▸ **DESCRIPTION OF THE TASK**: Copy every line from the records below that holds the word "fits".

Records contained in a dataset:
§
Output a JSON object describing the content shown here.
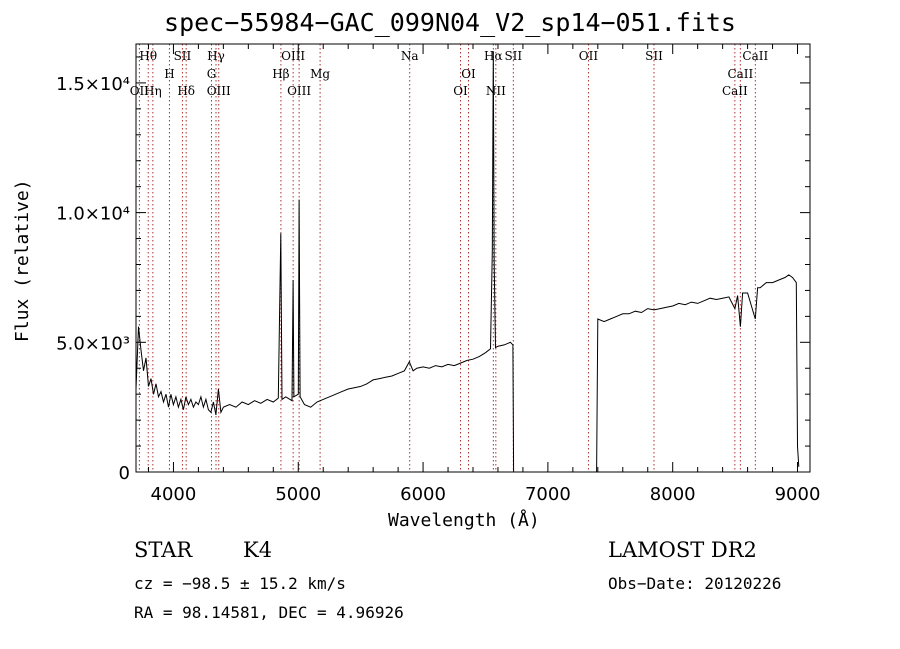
{
  "title": "spec−55984−GAC_099N04_V2_sp14−051.fits",
  "info": {
    "obj_class": "STAR",
    "subclass": "K4",
    "survey": "LAMOST DR2",
    "cz": "cz = −98.5 ± 15.2 km/s",
    "obs_date": "Obs−Date: 20120226",
    "radec": "RA =  98.14581, DEC =   4.96926"
  },
  "chart_data": {
    "type": "line",
    "title": "spec−55984−GAC_099N04_V2_sp14−051.fits",
    "xlabel": "Wavelength (Å)",
    "ylabel": "Flux (relative)",
    "xlim": [
      3700,
      9100
    ],
    "ylim": [
      0,
      16500
    ],
    "x_ticks": [
      4000,
      5000,
      6000,
      7000,
      8000,
      9000
    ],
    "y_ticks": [
      {
        "value": 0,
        "label": "0"
      },
      {
        "value": 5000,
        "label": "5.0×10³"
      },
      {
        "value": 10000,
        "label": "1.0×10⁴"
      },
      {
        "value": 15000,
        "label": "1.5×10⁴"
      }
    ],
    "grid": false,
    "line_color": "#000000",
    "marker_color": "#b03030",
    "spectrum": [
      [
        3700,
        3200
      ],
      [
        3720,
        5600
      ],
      [
        3740,
        4700
      ],
      [
        3760,
        3900
      ],
      [
        3780,
        4400
      ],
      [
        3800,
        3300
      ],
      [
        3820,
        3600
      ],
      [
        3840,
        3000
      ],
      [
        3860,
        3400
      ],
      [
        3880,
        2900
      ],
      [
        3900,
        3100
      ],
      [
        3920,
        2700
      ],
      [
        3940,
        3000
      ],
      [
        3960,
        2500
      ],
      [
        3980,
        3000
      ],
      [
        4000,
        2600
      ],
      [
        4020,
        2900
      ],
      [
        4040,
        2500
      ],
      [
        4060,
        2800
      ],
      [
        4080,
        2400
      ],
      [
        4100,
        2900
      ],
      [
        4120,
        2600
      ],
      [
        4140,
        2800
      ],
      [
        4160,
        2500
      ],
      [
        4180,
        2700
      ],
      [
        4200,
        2600
      ],
      [
        4220,
        2900
      ],
      [
        4240,
        2500
      ],
      [
        4260,
        2800
      ],
      [
        4280,
        2400
      ],
      [
        4300,
        2300
      ],
      [
        4320,
        2700
      ],
      [
        4340,
        2200
      ],
      [
        4360,
        3200
      ],
      [
        4380,
        2300
      ],
      [
        4400,
        2500
      ],
      [
        4450,
        2600
      ],
      [
        4500,
        2500
      ],
      [
        4550,
        2700
      ],
      [
        4600,
        2600
      ],
      [
        4650,
        2750
      ],
      [
        4700,
        2650
      ],
      [
        4750,
        2800
      ],
      [
        4800,
        2700
      ],
      [
        4840,
        2850
      ],
      [
        4860,
        9200
      ],
      [
        4870,
        2800
      ],
      [
        4900,
        2900
      ],
      [
        4950,
        2750
      ],
      [
        4959,
        7400
      ],
      [
        4965,
        2900
      ],
      [
        5000,
        3000
      ],
      [
        5007,
        10500
      ],
      [
        5015,
        2900
      ],
      [
        5050,
        2600
      ],
      [
        5100,
        2500
      ],
      [
        5150,
        2700
      ],
      [
        5200,
        2800
      ],
      [
        5250,
        2900
      ],
      [
        5300,
        3000
      ],
      [
        5350,
        3100
      ],
      [
        5400,
        3200
      ],
      [
        5450,
        3250
      ],
      [
        5500,
        3300
      ],
      [
        5550,
        3400
      ],
      [
        5600,
        3550
      ],
      [
        5650,
        3600
      ],
      [
        5700,
        3650
      ],
      [
        5750,
        3700
      ],
      [
        5800,
        3800
      ],
      [
        5850,
        3900
      ],
      [
        5890,
        4250
      ],
      [
        5920,
        3900
      ],
      [
        5950,
        4000
      ],
      [
        6000,
        4050
      ],
      [
        6050,
        4000
      ],
      [
        6100,
        4100
      ],
      [
        6150,
        4050
      ],
      [
        6200,
        4150
      ],
      [
        6250,
        4100
      ],
      [
        6300,
        4200
      ],
      [
        6350,
        4300
      ],
      [
        6400,
        4350
      ],
      [
        6450,
        4450
      ],
      [
        6500,
        4600
      ],
      [
        6540,
        4750
      ],
      [
        6555,
        8500
      ],
      [
        6563,
        16200
      ],
      [
        6570,
        8000
      ],
      [
        6580,
        4800
      ],
      [
        6600,
        4850
      ],
      [
        6650,
        4900
      ],
      [
        6700,
        5000
      ],
      [
        6720,
        4900
      ],
      [
        6725,
        0
      ],
      [
        7350,
        0
      ],
      [
        7390,
        0
      ],
      [
        7400,
        5900
      ],
      [
        7450,
        5800
      ],
      [
        7500,
        5900
      ],
      [
        7550,
        6000
      ],
      [
        7600,
        6100
      ],
      [
        7650,
        6100
      ],
      [
        7700,
        6200
      ],
      [
        7750,
        6150
      ],
      [
        7800,
        6300
      ],
      [
        7850,
        6250
      ],
      [
        7900,
        6300
      ],
      [
        7950,
        6350
      ],
      [
        8000,
        6400
      ],
      [
        8050,
        6500
      ],
      [
        8100,
        6450
      ],
      [
        8150,
        6550
      ],
      [
        8200,
        6500
      ],
      [
        8250,
        6600
      ],
      [
        8300,
        6700
      ],
      [
        8350,
        6650
      ],
      [
        8400,
        6700
      ],
      [
        8450,
        6750
      ],
      [
        8498,
        6300
      ],
      [
        8520,
        6800
      ],
      [
        8542,
        5600
      ],
      [
        8560,
        6900
      ],
      [
        8600,
        6900
      ],
      [
        8662,
        5900
      ],
      [
        8680,
        7100
      ],
      [
        8700,
        7100
      ],
      [
        8750,
        7300
      ],
      [
        8800,
        7300
      ],
      [
        8850,
        7400
      ],
      [
        8900,
        7500
      ],
      [
        8930,
        7600
      ],
      [
        8960,
        7500
      ],
      [
        8990,
        7300
      ],
      [
        9000,
        1000
      ],
      [
        9010,
        200
      ]
    ],
    "lines": [
      {
        "label": "Hθ",
        "wavelength": 3798,
        "row": 0
      },
      {
        "label": "OII",
        "wavelength": 3727,
        "row": 2
      },
      {
        "label": "Hη",
        "wavelength": 3835,
        "row": 2
      },
      {
        "label": "H",
        "wavelength": 3968,
        "row": 1
      },
      {
        "label": "SII",
        "wavelength": 4072,
        "row": 0
      },
      {
        "label": "Hδ",
        "wavelength": 4102,
        "row": 2
      },
      {
        "label": "Hγ",
        "wavelength": 4341,
        "row": 0
      },
      {
        "label": "G",
        "wavelength": 4305,
        "row": 1
      },
      {
        "label": "OIII",
        "wavelength": 4363,
        "row": 2
      },
      {
        "label": "OIII",
        "wavelength": 4959,
        "row": 0
      },
      {
        "label": "Hβ",
        "wavelength": 4861,
        "row": 1
      },
      {
        "label": "OIII",
        "wavelength": 5007,
        "row": 2
      },
      {
        "label": "Mg",
        "wavelength": 5175,
        "row": 1
      },
      {
        "label": "Na",
        "wavelength": 5893,
        "row": 0
      },
      {
        "label": "OI",
        "wavelength": 6364,
        "row": 1
      },
      {
        "label": "OI",
        "wavelength": 6300,
        "row": 2
      },
      {
        "label": "Hα",
        "wavelength": 6563,
        "row": 0
      },
      {
        "label": "SII",
        "wavelength": 6723,
        "row": 0
      },
      {
        "label": "NII",
        "wavelength": 6583,
        "row": 2
      },
      {
        "label": "OII",
        "wavelength": 7325,
        "row": 0
      },
      {
        "label": "SII",
        "wavelength": 7850,
        "row": 0
      },
      {
        "label": "CaII",
        "wavelength": 8662,
        "row": 0
      },
      {
        "label": "CaII",
        "wavelength": 8542,
        "row": 1
      },
      {
        "label": "CaII",
        "wavelength": 8498,
        "row": 2
      }
    ]
  }
}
§
▸ **THE OUTPUT**:
  "title": "spec−55984−GAC_099N04_V2_sp14−051.fits",
    "title": "spec−55984−GAC_099N04_V2_sp14−051.fits",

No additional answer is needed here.